#### Task prompt
In the records below, count every line containing "data". Reply with the number only.

* BEGIN *

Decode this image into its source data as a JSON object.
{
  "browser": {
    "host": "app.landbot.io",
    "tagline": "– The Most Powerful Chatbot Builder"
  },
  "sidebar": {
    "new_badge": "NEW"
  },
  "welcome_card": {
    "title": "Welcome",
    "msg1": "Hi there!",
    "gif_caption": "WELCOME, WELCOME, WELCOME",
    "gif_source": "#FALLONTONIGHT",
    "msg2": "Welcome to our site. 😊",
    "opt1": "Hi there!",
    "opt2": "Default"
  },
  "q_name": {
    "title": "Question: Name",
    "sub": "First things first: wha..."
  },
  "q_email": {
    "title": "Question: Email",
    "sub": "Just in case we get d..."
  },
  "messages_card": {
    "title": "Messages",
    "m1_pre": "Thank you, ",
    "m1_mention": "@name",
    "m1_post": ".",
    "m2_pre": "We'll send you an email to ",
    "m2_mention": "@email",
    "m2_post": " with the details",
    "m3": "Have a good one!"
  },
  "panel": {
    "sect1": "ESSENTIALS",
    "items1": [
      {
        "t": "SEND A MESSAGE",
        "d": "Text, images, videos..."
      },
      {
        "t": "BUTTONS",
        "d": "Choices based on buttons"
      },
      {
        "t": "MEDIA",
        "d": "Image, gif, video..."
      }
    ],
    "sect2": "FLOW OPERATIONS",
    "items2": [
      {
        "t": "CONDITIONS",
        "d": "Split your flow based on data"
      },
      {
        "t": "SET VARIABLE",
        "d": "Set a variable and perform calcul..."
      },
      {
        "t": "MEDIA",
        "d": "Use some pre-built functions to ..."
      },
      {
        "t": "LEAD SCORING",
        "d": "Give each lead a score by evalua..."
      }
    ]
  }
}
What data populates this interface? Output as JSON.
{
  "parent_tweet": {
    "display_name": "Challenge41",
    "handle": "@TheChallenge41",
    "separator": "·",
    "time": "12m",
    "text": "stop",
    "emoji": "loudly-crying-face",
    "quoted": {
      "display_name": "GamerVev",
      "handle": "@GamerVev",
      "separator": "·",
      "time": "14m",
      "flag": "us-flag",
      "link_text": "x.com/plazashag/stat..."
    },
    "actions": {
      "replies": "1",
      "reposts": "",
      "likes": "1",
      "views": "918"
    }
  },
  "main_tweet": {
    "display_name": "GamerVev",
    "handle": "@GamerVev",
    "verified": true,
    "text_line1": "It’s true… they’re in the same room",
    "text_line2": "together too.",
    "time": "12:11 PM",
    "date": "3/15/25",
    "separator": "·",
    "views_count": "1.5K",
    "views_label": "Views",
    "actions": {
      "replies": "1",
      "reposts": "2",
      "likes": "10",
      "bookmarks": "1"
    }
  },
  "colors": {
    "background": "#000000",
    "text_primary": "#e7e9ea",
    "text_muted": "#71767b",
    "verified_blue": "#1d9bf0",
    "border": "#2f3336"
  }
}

* END *

#### Expected answer
3